Material start

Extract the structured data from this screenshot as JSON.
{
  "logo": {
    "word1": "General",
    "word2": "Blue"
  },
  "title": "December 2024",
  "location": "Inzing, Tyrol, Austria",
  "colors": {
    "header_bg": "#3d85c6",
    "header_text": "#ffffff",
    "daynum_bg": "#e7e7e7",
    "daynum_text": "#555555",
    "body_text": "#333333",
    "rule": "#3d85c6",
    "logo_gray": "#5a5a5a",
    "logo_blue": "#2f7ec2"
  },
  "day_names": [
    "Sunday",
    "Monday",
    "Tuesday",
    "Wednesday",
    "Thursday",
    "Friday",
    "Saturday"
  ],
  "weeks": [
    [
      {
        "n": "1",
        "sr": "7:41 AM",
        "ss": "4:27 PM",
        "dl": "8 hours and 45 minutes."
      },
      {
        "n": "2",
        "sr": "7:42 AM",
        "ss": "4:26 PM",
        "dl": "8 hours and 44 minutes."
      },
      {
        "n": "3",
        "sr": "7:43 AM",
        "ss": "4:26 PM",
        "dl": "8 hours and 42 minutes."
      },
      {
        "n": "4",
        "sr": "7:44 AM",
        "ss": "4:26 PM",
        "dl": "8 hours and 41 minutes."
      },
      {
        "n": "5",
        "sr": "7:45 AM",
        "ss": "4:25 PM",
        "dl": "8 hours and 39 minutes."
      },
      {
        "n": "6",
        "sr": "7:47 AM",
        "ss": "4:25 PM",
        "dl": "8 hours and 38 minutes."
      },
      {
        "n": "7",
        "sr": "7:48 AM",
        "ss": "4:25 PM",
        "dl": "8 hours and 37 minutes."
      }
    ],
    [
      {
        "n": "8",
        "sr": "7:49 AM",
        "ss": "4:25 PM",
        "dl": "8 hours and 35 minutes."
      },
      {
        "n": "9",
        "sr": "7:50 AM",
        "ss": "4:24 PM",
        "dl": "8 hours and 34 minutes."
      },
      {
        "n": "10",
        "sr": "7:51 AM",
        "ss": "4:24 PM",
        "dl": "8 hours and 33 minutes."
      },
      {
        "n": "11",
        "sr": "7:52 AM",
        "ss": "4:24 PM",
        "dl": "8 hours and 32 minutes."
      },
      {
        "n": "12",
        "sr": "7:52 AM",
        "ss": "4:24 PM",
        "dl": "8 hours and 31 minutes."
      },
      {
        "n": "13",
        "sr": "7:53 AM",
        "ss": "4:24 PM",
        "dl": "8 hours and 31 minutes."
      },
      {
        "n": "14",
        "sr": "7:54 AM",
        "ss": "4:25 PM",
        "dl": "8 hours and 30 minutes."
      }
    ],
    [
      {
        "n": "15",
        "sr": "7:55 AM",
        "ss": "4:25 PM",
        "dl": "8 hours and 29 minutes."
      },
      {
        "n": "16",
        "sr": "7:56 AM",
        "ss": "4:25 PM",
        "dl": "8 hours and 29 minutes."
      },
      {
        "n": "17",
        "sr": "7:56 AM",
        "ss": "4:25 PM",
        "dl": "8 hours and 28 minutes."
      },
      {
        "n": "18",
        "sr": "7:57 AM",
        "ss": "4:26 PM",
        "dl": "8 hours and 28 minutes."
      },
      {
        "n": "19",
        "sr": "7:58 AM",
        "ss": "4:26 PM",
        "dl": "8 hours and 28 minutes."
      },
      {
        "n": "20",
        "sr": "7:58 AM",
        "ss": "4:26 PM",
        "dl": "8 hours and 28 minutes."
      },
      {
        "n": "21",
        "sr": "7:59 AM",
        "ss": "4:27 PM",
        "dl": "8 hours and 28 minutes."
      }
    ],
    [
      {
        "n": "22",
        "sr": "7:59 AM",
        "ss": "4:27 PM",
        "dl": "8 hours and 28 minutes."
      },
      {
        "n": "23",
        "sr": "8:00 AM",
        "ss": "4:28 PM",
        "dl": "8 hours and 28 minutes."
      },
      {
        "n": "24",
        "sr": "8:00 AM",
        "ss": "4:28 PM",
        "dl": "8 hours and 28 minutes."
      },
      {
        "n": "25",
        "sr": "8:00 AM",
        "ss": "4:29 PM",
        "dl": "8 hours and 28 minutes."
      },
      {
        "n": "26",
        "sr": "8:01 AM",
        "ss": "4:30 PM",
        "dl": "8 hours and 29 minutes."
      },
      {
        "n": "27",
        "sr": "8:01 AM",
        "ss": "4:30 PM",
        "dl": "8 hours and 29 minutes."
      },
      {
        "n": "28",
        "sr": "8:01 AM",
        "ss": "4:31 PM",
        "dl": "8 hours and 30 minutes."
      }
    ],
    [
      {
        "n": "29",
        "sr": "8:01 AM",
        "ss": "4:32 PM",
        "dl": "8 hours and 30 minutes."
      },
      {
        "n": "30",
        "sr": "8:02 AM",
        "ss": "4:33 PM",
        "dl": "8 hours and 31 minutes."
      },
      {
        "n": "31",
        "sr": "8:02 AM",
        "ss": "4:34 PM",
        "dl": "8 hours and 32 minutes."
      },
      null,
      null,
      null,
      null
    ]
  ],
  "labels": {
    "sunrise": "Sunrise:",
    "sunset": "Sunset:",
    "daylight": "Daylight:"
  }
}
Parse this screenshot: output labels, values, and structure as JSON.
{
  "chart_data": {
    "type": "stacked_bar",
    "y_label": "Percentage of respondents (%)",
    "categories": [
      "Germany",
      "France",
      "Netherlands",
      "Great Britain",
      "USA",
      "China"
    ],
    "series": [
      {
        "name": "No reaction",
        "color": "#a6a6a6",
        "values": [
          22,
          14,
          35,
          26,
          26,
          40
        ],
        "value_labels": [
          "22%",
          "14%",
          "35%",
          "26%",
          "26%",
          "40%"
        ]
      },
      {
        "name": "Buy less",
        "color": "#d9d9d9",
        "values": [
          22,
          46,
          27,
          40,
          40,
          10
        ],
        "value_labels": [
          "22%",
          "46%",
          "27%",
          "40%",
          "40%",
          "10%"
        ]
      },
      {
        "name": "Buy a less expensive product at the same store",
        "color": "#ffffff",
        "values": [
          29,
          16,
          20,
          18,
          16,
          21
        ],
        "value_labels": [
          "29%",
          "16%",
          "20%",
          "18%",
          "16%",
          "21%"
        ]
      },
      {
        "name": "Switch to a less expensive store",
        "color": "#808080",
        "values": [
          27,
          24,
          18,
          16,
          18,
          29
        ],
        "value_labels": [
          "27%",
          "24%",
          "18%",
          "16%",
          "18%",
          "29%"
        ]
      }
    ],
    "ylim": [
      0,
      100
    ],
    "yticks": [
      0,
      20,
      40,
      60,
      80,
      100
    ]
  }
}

Material end

• _Task to carry out_: Please output the entire listing exactly as it stands.

• _Answer for the task_:
Extract the structured data from this screenshot as JSON.
{
  "logo": {
    "word1": "General",
    "word2": "Blue"
  },
  "title": "December 2024",
  "location": "Inzing, Tyrol, Austria",
  "colors": {
    "header_bg": "#3d85c6",
    "header_text": "#ffffff",
    "daynum_bg": "#e7e7e7",
    "daynum_text": "#555555",
    "body_text": "#333333",
    "rule": "#3d85c6",
    "logo_gray": "#5a5a5a",
    "logo_blue": "#2f7ec2"
  },
  "day_names": [
    "Sunday",
    "Monday",
    "Tuesday",
    "Wednesday",
    "Thursday",
    "Friday",
    "Saturday"
  ],
  "weeks": [
    [
      {
        "n": "1",
        "sr": "7:41 AM",
        "ss": "4:27 PM",
        "dl": "8 hours and 45 minutes."
      },
      {
        "n": "2",
        "sr": "7:42 AM",
        "ss": "4:26 PM",
        "dl": "8 hours and 44 minutes."
      },
      {
        "n": "3",
        "sr": "7:43 AM",
        "ss": "4:26 PM",
        "dl": "8 hours and 42 minutes."
      },
      {
        "n": "4",
        "sr": "7:44 AM",
        "ss": "4:26 PM",
        "dl": "8 hours and 41 minutes."
      },
      {
        "n": "5",
        "sr": "7:45 AM",
        "ss": "4:25 PM",
        "dl": "8 hours and 39 minutes."
      },
      {
        "n": "6",
        "sr": "7:47 AM",
        "ss": "4:25 PM",
        "dl": "8 hours and 38 minutes."
      },
      {
        "n": "7",
        "sr": "7:48 AM",
        "ss": "4:25 PM",
        "dl": "8 hours and 37 minutes."
      }
    ],
    [
      {
        "n": "8",
        "sr": "7:49 AM",
        "ss": "4:25 PM",
        "dl": "8 hours and 35 minutes."
      },
      {
        "n": "9",
        "sr": "7:50 AM",
        "ss": "4:24 PM",
        "dl": "8 hours and 34 minutes."
      },
      {
        "n": "10",
        "sr": "7:51 AM",
        "ss": "4:24 PM",
        "dl": "8 hours and 33 minutes."
      },
      {
        "n": "11",
        "sr": "7:52 AM",
        "ss": "4:24 PM",
        "dl": "8 hours and 32 minutes."
      },
      {
        "n": "12",
        "sr": "7:52 AM",
        "ss": "4:24 PM",
        "dl": "8 hours and 31 minutes."
      },
      {
        "n": "13",
        "sr": "7:53 AM",
        "ss": "4:24 PM",
        "dl": "8 hours and 31 minutes."
      },
      {
        "n": "14",
        "sr": "7:54 AM",
        "ss": "4:25 PM",
        "dl": "8 hours and 30 minutes."
      }
    ],
    [
      {
        "n": "15",
        "sr": "7:55 AM",
        "ss": "4:25 PM",
        "dl": "8 hours and 29 minutes."
      },
      {
        "n": "16",
        "sr": "7:56 AM",
        "ss": "4:25 PM",
        "dl": "8 hours and 29 minutes."
      },
      {
        "n": "17",
        "sr": "7:56 AM",
        "ss": "4:25 PM",
        "dl": "8 hours and 28 minutes."
      },
      {
        "n": "18",
        "sr": "7:57 AM",
        "ss": "4:26 PM",
        "dl": "8 hours and 28 minutes."
      },
      {
        "n": "19",
        "sr": "7:58 AM",
        "ss": "4:26 PM",
        "dl": "8 hours and 28 minutes."
      },
      {
        "n": "20",
        "sr": "7:58 AM",
        "ss": "4:26 PM",
        "dl": "8 hours and 28 minutes."
      },
      {
        "n": "21",
        "sr": "7:59 AM",
        "ss": "4:27 PM",
        "dl": "8 hours and 28 minutes."
      }
    ],
    [
      {
        "n": "22",
        "sr": "7:59 AM",
        "ss": "4:27 PM",
        "dl": "8 hours and 28 minutes."
      },
      {
        "n": "23",
        "sr": "8:00 AM",
        "ss": "4:28 PM",
        "dl": "8 hours and 28 minutes."
      },
      {
        "n": "24",
        "sr": "8:00 AM",
        "ss": "4:28 PM",
        "dl": "8 hours and 28 minutes."
      },
      {
        "n": "25",
        "sr": "8:00 AM",
        "ss": "4:29 PM",
        "dl": "8 hours and 28 minutes."
      },
      {
        "n": "26",
        "sr": "8:01 AM",
        "ss": "4:30 PM",
        "dl": "8 hours and 29 minutes."
      },
      {
        "n": "27",
        "sr": "8:01 AM",
        "ss": "4:30 PM",
        "dl": "8 hours and 29 minutes."
      },
      {
        "n": "28",
        "sr": "8:01 AM",
        "ss": "4:31 PM",
        "dl": "8 hours and 30 minutes."
      }
    ],
    [
      {
        "n": "29",
        "sr": "8:01 AM",
        "ss": "4:32 PM",
        "dl": "8 hours and 30 minutes."
      },
      {
        "n": "30",
        "sr": "8:02 AM",
        "ss": "4:33 PM",
        "dl": "8 hours and 31 minutes."
      },
      {
        "n": "31",
        "sr": "8:02 AM",
        "ss": "4:34 PM",
        "dl": "8 hours and 32 minutes."
      },
      null,
      null,
      null,
      null
    ]
  ],
  "labels": {
    "sunrise": "Sunrise:",
    "sunset": "Sunset:",
    "daylight": "Daylight:"
  }
}
Parse this screenshot: output labels, values, and structure as JSON.
{
  "chart_data": {
    "type": "stacked_bar",
    "y_label": "Percentage of respondents (%)",
    "categories": [
      "Germany",
      "France",
      "Netherlands",
      "Great Britain",
      "USA",
      "China"
    ],
    "series": [
      {
        "name": "No reaction",
        "color": "#a6a6a6",
        "values": [
          22,
          14,
          35,
          26,
          26,
          40
        ],
        "value_labels": [
          "22%",
          "14%",
          "35%",
          "26%",
          "26%",
          "40%"
        ]
      },
      {
        "name": "Buy less",
        "color": "#d9d9d9",
        "values": [
          22,
          46,
          27,
          40,
          40,
          10
        ],
        "value_labels": [
          "22%",
          "46%",
          "27%",
          "40%",
          "40%",
          "10%"
        ]
      },
      {
        "name": "Buy a less expensive product at the same store",
        "color": "#ffffff",
        "values": [
          29,
          16,
          20,
          18,
          16,
          21
        ],
        "value_labels": [
          "29%",
          "16%",
          "20%",
          "18%",
          "16%",
          "21%"
        ]
      },
      {
        "name": "Switch to a less expensive store",
        "color": "#808080",
        "values": [
          27,
          24,
          18,
          16,
          18,
          29
        ],
        "value_labels": [
          "27%",
          "24%",
          "18%",
          "16%",
          "18%",
          "29%"
        ]
      }
    ],
    "ylim": [
      0,
      100
    ],
    "yticks": [
      0,
      20,
      40,
      60,
      80,
      100
    ]
  }
}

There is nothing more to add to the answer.